Written request
Report all lines holding "JSON".

▶

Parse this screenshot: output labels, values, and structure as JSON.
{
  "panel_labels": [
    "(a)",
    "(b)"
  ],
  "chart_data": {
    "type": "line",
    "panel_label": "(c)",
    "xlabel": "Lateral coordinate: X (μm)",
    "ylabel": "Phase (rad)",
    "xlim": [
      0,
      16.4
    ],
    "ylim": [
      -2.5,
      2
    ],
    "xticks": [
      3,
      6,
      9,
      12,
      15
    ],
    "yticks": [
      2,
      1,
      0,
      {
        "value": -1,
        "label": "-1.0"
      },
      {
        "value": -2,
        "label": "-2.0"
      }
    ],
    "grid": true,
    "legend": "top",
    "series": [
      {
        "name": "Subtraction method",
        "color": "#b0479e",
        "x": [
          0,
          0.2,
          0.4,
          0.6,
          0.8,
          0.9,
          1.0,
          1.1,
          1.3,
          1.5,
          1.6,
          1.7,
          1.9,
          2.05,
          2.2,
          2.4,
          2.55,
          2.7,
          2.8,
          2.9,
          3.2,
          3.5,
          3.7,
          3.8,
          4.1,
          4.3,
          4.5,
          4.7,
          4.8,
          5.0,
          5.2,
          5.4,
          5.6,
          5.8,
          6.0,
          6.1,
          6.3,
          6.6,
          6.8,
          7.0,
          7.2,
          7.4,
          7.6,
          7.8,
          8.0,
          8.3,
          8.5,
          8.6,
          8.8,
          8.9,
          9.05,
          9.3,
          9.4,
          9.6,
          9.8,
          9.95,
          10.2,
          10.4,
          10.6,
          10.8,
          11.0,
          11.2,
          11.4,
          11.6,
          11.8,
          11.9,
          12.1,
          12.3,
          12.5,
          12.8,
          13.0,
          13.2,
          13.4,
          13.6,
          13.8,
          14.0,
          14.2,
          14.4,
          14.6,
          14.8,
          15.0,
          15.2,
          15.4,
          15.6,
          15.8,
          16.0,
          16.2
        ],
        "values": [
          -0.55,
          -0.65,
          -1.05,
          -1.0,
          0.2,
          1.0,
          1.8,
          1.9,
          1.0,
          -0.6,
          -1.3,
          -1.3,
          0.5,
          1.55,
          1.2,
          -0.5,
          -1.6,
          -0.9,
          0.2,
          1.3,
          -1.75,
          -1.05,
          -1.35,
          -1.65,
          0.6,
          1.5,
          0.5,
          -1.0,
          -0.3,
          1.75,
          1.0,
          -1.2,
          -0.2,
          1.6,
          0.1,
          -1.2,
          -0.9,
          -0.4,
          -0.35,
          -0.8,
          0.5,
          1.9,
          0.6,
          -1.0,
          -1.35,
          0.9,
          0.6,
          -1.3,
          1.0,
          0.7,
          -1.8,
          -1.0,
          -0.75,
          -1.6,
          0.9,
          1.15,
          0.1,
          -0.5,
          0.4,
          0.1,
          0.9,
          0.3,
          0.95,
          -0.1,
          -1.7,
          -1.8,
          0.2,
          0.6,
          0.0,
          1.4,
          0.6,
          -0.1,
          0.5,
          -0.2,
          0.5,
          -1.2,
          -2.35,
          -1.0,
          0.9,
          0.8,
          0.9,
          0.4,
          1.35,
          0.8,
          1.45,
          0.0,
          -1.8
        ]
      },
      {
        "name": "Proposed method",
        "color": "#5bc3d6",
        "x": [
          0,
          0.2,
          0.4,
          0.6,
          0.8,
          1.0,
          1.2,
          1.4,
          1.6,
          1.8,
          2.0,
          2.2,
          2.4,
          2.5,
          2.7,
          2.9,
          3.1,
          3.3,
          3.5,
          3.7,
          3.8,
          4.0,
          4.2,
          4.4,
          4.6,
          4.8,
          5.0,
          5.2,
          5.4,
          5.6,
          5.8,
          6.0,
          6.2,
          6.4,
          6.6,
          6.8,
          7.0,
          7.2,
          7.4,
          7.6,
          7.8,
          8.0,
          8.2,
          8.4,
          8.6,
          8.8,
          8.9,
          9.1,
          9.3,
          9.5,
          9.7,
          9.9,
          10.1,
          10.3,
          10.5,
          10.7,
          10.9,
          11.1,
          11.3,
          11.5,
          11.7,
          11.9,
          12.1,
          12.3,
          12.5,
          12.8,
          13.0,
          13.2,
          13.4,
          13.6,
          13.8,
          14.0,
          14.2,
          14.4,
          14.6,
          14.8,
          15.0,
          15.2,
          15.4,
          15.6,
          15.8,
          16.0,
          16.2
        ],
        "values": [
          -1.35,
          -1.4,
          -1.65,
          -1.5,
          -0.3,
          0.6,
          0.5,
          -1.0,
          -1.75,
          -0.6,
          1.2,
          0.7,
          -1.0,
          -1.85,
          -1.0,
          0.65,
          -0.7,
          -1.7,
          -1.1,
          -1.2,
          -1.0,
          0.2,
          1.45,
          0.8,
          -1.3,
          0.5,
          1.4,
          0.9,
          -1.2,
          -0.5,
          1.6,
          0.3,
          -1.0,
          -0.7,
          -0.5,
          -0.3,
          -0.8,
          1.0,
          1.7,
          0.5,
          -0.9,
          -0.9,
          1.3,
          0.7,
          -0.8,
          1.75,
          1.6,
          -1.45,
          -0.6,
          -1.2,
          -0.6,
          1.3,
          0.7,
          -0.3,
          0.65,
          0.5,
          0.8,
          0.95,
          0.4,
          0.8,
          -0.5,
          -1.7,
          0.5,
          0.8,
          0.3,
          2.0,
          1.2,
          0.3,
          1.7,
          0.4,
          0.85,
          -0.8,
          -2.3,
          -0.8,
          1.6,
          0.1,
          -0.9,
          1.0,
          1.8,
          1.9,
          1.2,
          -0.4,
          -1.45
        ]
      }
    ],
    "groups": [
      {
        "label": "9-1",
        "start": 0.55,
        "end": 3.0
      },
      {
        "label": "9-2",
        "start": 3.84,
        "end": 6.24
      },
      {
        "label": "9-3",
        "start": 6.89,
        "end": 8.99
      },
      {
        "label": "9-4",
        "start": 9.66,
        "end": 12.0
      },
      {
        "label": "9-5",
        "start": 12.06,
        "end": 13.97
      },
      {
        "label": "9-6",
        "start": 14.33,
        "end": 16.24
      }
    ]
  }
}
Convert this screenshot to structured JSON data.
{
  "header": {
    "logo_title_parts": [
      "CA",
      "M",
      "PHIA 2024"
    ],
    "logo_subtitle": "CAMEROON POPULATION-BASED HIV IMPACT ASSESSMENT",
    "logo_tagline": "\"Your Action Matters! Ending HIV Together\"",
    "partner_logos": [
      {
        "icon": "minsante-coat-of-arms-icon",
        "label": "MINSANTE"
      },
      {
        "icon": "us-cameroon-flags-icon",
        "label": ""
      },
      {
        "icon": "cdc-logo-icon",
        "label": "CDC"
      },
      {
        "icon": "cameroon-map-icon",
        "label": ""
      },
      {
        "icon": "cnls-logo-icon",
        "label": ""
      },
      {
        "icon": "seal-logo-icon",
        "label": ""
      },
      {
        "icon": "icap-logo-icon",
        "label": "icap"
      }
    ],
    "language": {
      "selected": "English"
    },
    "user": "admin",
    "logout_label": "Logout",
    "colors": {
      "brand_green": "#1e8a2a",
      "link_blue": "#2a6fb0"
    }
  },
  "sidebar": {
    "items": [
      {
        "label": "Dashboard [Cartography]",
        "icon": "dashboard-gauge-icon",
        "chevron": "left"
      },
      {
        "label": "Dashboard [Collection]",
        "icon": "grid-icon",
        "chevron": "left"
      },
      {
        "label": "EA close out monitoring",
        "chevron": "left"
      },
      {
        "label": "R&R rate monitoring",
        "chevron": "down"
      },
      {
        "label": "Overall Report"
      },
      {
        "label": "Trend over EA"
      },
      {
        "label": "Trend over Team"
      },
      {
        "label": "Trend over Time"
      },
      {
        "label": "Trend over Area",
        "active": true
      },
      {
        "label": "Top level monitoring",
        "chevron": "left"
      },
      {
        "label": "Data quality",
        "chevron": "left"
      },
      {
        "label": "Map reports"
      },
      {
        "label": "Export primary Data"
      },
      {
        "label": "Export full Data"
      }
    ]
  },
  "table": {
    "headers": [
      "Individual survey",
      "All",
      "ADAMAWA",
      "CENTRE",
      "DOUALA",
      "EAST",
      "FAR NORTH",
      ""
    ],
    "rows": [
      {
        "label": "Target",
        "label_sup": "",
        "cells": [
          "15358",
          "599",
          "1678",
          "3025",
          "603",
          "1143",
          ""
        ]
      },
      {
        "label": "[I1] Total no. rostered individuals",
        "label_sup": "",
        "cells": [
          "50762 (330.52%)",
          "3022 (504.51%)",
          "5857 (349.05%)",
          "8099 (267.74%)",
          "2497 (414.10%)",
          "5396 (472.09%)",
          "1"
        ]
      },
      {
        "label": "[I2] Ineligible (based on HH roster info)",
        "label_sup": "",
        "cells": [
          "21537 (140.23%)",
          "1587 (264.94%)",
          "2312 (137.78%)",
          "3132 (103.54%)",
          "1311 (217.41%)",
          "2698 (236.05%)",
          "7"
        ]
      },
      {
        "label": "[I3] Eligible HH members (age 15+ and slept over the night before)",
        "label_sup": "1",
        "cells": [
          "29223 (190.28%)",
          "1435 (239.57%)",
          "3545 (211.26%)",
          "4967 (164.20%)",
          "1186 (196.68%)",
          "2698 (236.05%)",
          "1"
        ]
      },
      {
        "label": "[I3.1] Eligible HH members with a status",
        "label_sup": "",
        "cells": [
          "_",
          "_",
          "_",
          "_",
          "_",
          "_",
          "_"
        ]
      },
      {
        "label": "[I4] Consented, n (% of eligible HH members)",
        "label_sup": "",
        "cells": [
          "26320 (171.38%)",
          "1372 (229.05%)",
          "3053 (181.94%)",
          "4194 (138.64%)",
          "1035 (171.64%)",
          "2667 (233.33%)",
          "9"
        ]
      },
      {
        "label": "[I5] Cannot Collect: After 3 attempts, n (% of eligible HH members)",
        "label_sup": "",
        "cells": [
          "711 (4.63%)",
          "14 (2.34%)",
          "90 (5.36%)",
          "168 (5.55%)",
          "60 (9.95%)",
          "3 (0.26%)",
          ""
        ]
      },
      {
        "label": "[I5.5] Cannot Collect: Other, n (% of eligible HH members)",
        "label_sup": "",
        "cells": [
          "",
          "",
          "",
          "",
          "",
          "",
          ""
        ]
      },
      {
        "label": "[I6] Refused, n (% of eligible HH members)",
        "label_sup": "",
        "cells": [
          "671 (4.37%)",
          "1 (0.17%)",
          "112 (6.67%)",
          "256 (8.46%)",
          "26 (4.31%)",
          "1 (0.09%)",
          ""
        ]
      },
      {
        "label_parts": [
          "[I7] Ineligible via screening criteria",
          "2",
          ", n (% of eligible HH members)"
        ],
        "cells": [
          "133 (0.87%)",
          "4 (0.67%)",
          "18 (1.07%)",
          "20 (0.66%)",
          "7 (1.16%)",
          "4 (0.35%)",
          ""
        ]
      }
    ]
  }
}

◀

Full answer
Parse this screenshot: output labels, values, and structure as JSON.
Convert this screenshot to structured JSON data.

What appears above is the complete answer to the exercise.